━━ Data provided ━━

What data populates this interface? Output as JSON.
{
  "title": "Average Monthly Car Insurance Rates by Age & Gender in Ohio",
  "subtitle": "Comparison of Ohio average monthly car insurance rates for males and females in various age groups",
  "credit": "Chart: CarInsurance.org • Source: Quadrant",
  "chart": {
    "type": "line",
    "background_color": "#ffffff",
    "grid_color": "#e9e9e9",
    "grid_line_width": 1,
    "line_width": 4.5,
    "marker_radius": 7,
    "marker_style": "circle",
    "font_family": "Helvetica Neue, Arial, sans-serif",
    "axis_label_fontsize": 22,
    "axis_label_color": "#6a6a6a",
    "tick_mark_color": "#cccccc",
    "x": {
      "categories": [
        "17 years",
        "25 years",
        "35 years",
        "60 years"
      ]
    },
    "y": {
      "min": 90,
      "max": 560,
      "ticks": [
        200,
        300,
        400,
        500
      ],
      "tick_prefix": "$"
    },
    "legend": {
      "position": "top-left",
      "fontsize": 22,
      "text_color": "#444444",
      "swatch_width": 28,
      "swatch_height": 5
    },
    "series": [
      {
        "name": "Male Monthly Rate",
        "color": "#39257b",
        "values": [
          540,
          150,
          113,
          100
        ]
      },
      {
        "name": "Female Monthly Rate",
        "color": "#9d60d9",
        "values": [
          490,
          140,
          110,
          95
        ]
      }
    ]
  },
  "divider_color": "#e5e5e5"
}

━━━

What the task requires:
Reproduce all of the material above word for word.

Correct output:
What data populates this interface? Output as JSON.
{
  "title": "Average Monthly Car Insurance Rates by Age & Gender in Ohio",
  "subtitle": "Comparison of Ohio average monthly car insurance rates for males and females in various age groups",
  "credit": "Chart: CarInsurance.org • Source: Quadrant",
  "chart": {
    "type": "line",
    "background_color": "#ffffff",
    "grid_color": "#e9e9e9",
    "grid_line_width": 1,
    "line_width": 4.5,
    "marker_radius": 7,
    "marker_style": "circle",
    "font_family": "Helvetica Neue, Arial, sans-serif",
    "axis_label_fontsize": 22,
    "axis_label_color": "#6a6a6a",
    "tick_mark_color": "#cccccc",
    "x": {
      "categories": [
        "17 years",
        "25 years",
        "35 years",
        "60 years"
      ]
    },
    "y": {
      "min": 90,
      "max": 560,
      "ticks": [
        200,
        300,
        400,
        500
      ],
      "tick_prefix": "$"
    },
    "legend": {
      "position": "top-left",
      "fontsize": 22,
      "text_color": "#444444",
      "swatch_width": 28,
      "swatch_height": 5
    },
    "series": [
      {
        "name": "Male Monthly Rate",
        "color": "#39257b",
        "values": [
          540,
          150,
          113,
          100
        ]
      },
      {
        "name": "Female Monthly Rate",
        "color": "#9d60d9",
        "values": [
          490,
          140,
          110,
          95
        ]
      }
    ]
  },
  "divider_color": "#e5e5e5"
}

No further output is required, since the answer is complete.